PROBLEM TO WORK ON: Write out every line of the records below word for word, leaving out the pictures.

Element box records:
—————

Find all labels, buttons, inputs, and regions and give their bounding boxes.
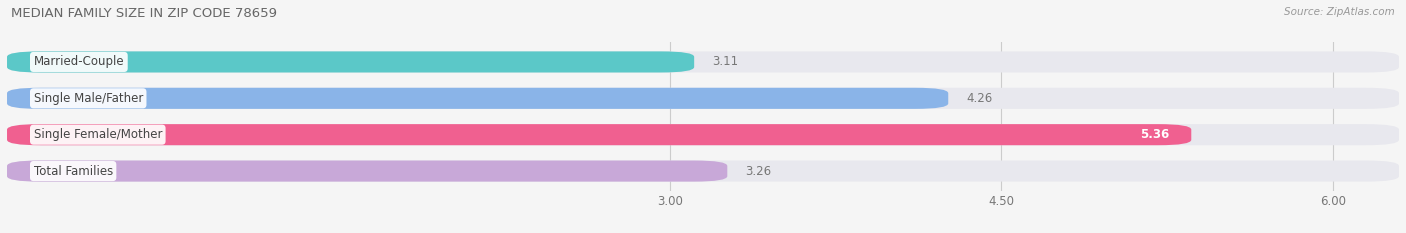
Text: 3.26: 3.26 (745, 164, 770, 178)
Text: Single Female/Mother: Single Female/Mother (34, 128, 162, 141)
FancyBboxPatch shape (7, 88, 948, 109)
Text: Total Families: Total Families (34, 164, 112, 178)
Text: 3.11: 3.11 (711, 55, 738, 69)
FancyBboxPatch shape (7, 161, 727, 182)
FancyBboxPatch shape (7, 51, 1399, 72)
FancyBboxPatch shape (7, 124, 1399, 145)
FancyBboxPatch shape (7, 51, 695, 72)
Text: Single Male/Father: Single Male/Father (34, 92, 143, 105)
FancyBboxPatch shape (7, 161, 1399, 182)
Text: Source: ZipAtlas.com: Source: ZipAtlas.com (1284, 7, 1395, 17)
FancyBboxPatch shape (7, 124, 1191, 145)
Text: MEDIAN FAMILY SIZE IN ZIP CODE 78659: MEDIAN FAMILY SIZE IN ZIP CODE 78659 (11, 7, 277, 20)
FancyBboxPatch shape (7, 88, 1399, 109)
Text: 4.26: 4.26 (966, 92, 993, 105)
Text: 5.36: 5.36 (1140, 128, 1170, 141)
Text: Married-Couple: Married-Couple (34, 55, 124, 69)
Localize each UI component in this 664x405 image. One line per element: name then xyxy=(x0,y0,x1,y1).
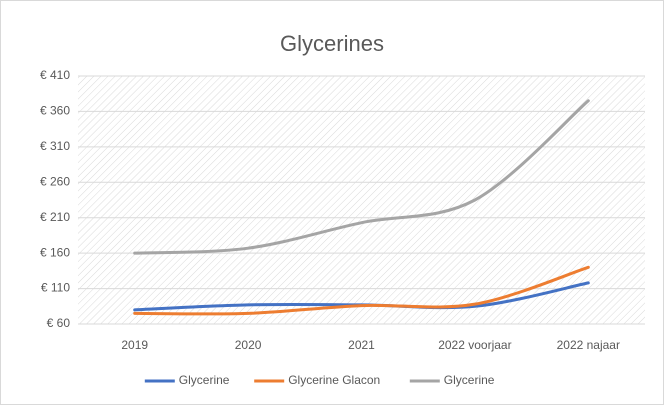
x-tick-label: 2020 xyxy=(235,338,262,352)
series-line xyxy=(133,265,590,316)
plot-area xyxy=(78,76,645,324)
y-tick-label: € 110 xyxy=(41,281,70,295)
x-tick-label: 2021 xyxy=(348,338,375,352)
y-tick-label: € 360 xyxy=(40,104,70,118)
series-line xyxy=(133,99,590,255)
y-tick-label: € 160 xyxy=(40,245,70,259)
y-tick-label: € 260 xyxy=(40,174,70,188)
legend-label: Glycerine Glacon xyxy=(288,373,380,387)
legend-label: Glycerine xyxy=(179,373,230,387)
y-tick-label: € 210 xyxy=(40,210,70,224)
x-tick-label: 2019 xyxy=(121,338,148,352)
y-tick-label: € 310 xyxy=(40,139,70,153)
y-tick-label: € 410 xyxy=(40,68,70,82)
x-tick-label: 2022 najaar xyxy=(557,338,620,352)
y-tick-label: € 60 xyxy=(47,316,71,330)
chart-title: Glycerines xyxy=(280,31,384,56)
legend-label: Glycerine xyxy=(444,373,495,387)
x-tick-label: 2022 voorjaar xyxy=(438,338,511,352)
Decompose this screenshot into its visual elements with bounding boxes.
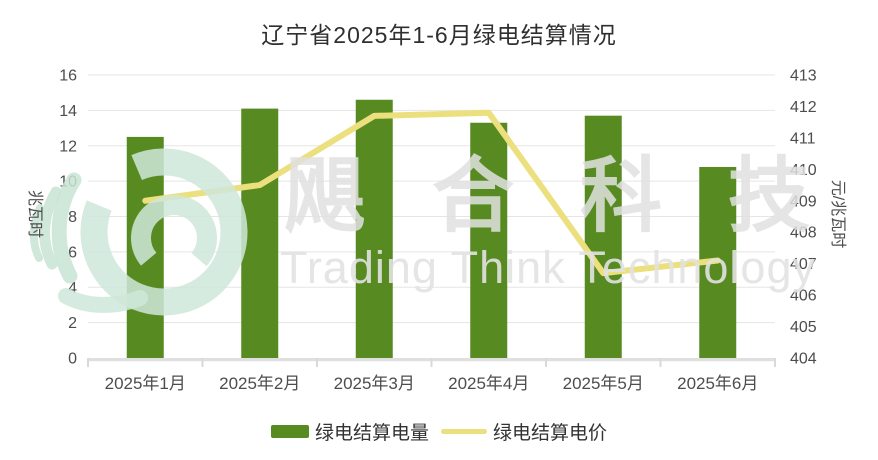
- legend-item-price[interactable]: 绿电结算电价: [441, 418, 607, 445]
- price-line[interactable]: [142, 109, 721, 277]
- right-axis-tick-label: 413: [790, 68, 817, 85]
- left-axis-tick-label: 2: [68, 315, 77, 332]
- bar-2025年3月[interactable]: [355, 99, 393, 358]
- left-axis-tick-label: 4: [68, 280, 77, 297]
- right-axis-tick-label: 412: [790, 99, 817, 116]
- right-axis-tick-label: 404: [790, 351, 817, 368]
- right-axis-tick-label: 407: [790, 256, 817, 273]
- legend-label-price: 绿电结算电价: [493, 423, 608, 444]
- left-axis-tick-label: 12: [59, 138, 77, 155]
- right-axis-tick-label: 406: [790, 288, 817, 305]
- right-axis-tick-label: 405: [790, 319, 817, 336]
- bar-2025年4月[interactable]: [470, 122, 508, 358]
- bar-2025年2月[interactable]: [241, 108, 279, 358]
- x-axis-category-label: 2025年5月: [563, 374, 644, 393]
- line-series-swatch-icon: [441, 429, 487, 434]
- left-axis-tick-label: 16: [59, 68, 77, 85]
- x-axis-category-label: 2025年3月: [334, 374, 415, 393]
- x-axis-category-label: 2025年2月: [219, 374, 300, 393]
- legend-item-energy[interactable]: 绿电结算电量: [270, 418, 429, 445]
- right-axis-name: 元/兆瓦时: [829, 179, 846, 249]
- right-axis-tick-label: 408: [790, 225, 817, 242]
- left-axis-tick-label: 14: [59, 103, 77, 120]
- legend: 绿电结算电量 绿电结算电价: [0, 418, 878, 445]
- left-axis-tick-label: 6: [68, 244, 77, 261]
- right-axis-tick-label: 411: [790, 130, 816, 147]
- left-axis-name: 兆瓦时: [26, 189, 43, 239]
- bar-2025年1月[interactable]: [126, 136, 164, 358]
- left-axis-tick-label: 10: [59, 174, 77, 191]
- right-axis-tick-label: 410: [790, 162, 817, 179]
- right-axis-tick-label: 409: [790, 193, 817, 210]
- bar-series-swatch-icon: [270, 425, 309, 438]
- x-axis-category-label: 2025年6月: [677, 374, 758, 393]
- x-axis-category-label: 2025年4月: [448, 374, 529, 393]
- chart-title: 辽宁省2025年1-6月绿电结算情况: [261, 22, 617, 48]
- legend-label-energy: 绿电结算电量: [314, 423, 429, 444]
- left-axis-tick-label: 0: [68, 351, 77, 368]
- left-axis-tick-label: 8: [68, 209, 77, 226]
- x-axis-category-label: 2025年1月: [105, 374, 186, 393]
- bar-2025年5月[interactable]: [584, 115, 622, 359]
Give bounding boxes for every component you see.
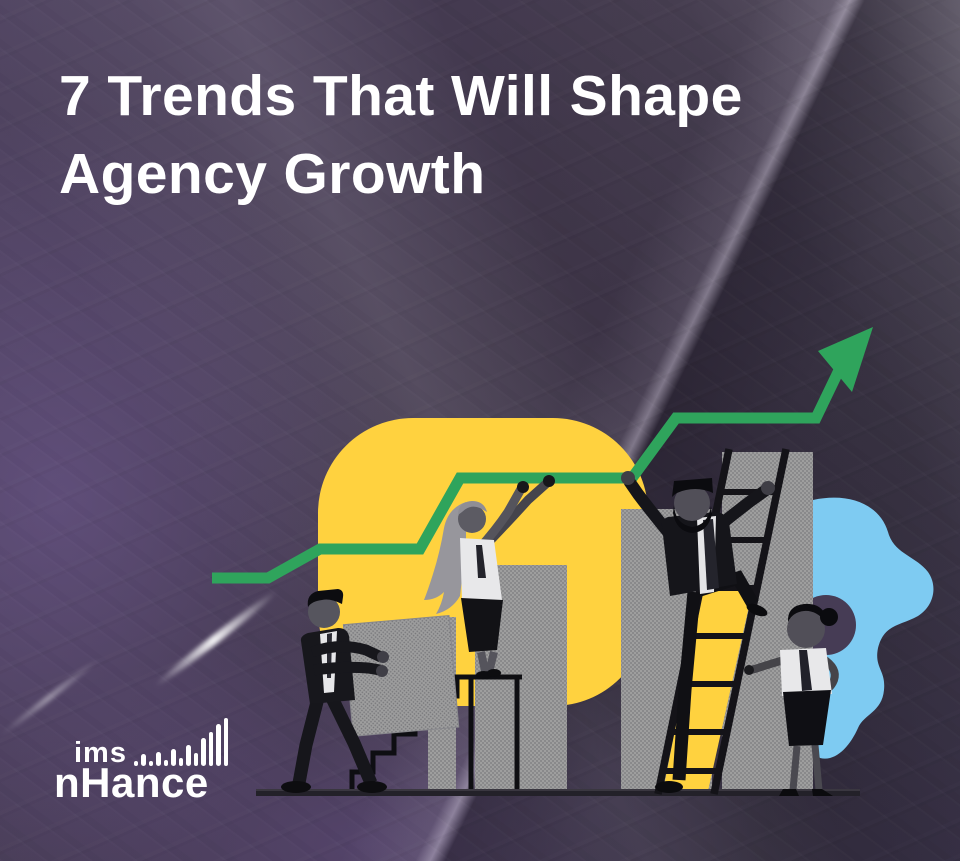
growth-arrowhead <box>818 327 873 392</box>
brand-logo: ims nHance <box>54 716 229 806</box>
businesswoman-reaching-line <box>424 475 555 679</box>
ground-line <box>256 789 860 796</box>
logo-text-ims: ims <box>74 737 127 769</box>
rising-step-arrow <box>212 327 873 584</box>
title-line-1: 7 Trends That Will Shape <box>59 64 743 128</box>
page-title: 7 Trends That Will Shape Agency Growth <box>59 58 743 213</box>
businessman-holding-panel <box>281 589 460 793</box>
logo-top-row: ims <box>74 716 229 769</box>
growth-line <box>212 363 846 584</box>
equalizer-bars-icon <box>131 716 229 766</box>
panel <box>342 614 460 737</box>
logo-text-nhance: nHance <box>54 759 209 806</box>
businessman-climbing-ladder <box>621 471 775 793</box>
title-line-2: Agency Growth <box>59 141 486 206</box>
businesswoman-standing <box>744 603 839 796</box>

—————

SOLUTION:
Find all labels, buttons, inputs, and regions and give their bounding boxes.
Text: 3.26: 3.26 (745, 164, 770, 178)
Text: Single Female/Mother: Single Female/Mother (34, 128, 162, 141)
FancyBboxPatch shape (7, 88, 948, 109)
Text: Total Families: Total Families (34, 164, 112, 178)
Text: 3.11: 3.11 (711, 55, 738, 69)
FancyBboxPatch shape (7, 161, 727, 182)
FancyBboxPatch shape (7, 51, 1399, 72)
FancyBboxPatch shape (7, 124, 1399, 145)
FancyBboxPatch shape (7, 51, 695, 72)
Text: Single Male/Father: Single Male/Father (34, 92, 143, 105)
FancyBboxPatch shape (7, 161, 1399, 182)
Text: Source: ZipAtlas.com: Source: ZipAtlas.com (1284, 7, 1395, 17)
FancyBboxPatch shape (7, 124, 1191, 145)
Text: MEDIAN FAMILY SIZE IN ZIP CODE 78659: MEDIAN FAMILY SIZE IN ZIP CODE 78659 (11, 7, 277, 20)
FancyBboxPatch shape (7, 88, 1399, 109)
Text: 4.26: 4.26 (966, 92, 993, 105)
Text: 5.36: 5.36 (1140, 128, 1170, 141)
Text: Married-Couple: Married-Couple (34, 55, 124, 69)
Localize each UI component in this 664x405 image. One line per element: name then xyxy=(x0,y0,x1,y1).
x-tick-label: 2020 xyxy=(235,338,262,352)
series-line xyxy=(133,265,590,316)
plot-area xyxy=(78,76,645,324)
y-tick-label: € 110 xyxy=(41,281,70,295)
x-tick-label: 2021 xyxy=(348,338,375,352)
y-tick-label: € 360 xyxy=(40,104,70,118)
series-line xyxy=(133,99,590,255)
y-tick-label: € 160 xyxy=(40,245,70,259)
y-tick-label: € 260 xyxy=(40,174,70,188)
legend-label: Glycerine Glacon xyxy=(288,373,380,387)
legend-label: Glycerine xyxy=(179,373,230,387)
y-tick-label: € 210 xyxy=(40,210,70,224)
x-tick-label: 2019 xyxy=(121,338,148,352)
y-tick-label: € 310 xyxy=(40,139,70,153)
y-tick-label: € 410 xyxy=(40,68,70,82)
x-tick-label: 2022 najaar xyxy=(557,338,620,352)
y-tick-label: € 60 xyxy=(47,316,71,330)
chart-title: Glycerines xyxy=(280,31,384,56)
legend-label: Glycerine xyxy=(444,373,495,387)
x-tick-label: 2022 voorjaar xyxy=(438,338,511,352)
Decompose this screenshot into its visual elements with bounding boxes.
- legend-item-price[interactable]: 绿电结算电价: [441, 418, 607, 445]
- price-line[interactable]: [142, 109, 721, 277]
- right-axis-tick-label: 413: [790, 68, 817, 85]
- left-axis-tick-label: 2: [68, 315, 77, 332]
- bar-2025年3月[interactable]: [355, 99, 393, 358]
- left-axis-tick-label: 4: [68, 280, 77, 297]
- right-axis-tick-label: 412: [790, 99, 817, 116]
- right-axis-tick-label: 404: [790, 351, 817, 368]
- right-axis-tick-label: 407: [790, 256, 817, 273]
- legend-label-price: 绿电结算电价: [493, 423, 608, 444]
- left-axis-tick-label: 12: [59, 138, 77, 155]
- right-axis-tick-label: 406: [790, 288, 817, 305]
- right-axis-tick-label: 405: [790, 319, 817, 336]
- bar-2025年4月[interactable]: [470, 122, 508, 358]
- bar-2025年2月[interactable]: [241, 108, 279, 358]
- x-axis-category-label: 2025年5月: [563, 374, 644, 393]
- line-series-swatch-icon: [441, 429, 487, 434]
- left-axis-tick-label: 16: [59, 68, 77, 85]
- x-axis-category-label: 2025年3月: [334, 374, 415, 393]
- x-axis-category-label: 2025年2月: [219, 374, 300, 393]
- legend-item-energy[interactable]: 绿电结算电量: [270, 418, 429, 445]
- right-axis-name: 元/兆瓦时: [829, 179, 846, 249]
- right-axis-tick-label: 408: [790, 225, 817, 242]
- left-axis-tick-label: 14: [59, 103, 77, 120]
- legend: 绿电结算电量 绿电结算电价: [0, 418, 878, 445]
- left-axis-tick-label: 6: [68, 244, 77, 261]
- right-axis-tick-label: 411: [790, 130, 816, 147]
- left-axis-name: 兆瓦时: [26, 189, 43, 239]
- bar-2025年1月[interactable]: [126, 136, 164, 358]
- left-axis-tick-label: 10: [59, 174, 77, 191]
- right-axis-tick-label: 410: [790, 162, 817, 179]
- right-axis-tick-label: 409: [790, 193, 817, 210]
- bar-series-swatch-icon: [270, 425, 309, 438]
- x-axis-category-label: 2025年6月: [677, 374, 758, 393]
- x-axis-category-label: 2025年4月: [448, 374, 529, 393]
- chart-title: 辽宁省2025年1-6月绿电结算情况: [261, 22, 617, 48]
- legend-label-energy: 绿电结算电量: [314, 423, 429, 444]
- left-axis-tick-label: 0: [68, 351, 77, 368]
- left-axis-tick-label: 8: [68, 209, 77, 226]
- x-axis-category-label: 2025年1月: [105, 374, 186, 393]
- bar-2025年5月[interactable]: [584, 115, 622, 359]
Give bounding boxes for every component you see.
growth-arrowhead <box>818 327 873 392</box>
brand-logo: ims nHance <box>54 716 229 806</box>
businesswoman-reaching-line <box>424 475 555 679</box>
ground-line <box>256 789 860 796</box>
logo-text-ims: ims <box>74 737 127 769</box>
rising-step-arrow <box>212 327 873 584</box>
title-line-1: 7 Trends That Will Shape <box>59 64 743 128</box>
page-title: 7 Trends That Will Shape Agency Growth <box>59 58 743 213</box>
businessman-holding-panel <box>281 589 460 793</box>
logo-top-row: ims <box>74 716 229 769</box>
growth-line <box>212 363 846 584</box>
equalizer-bars-icon <box>131 716 229 766</box>
panel <box>342 614 460 737</box>
logo-text-nhance: nHance <box>54 759 209 806</box>
businessman-climbing-ladder <box>621 471 775 793</box>
title-line-2: Agency Growth <box>59 141 486 206</box>
businesswoman-standing <box>744 603 839 796</box>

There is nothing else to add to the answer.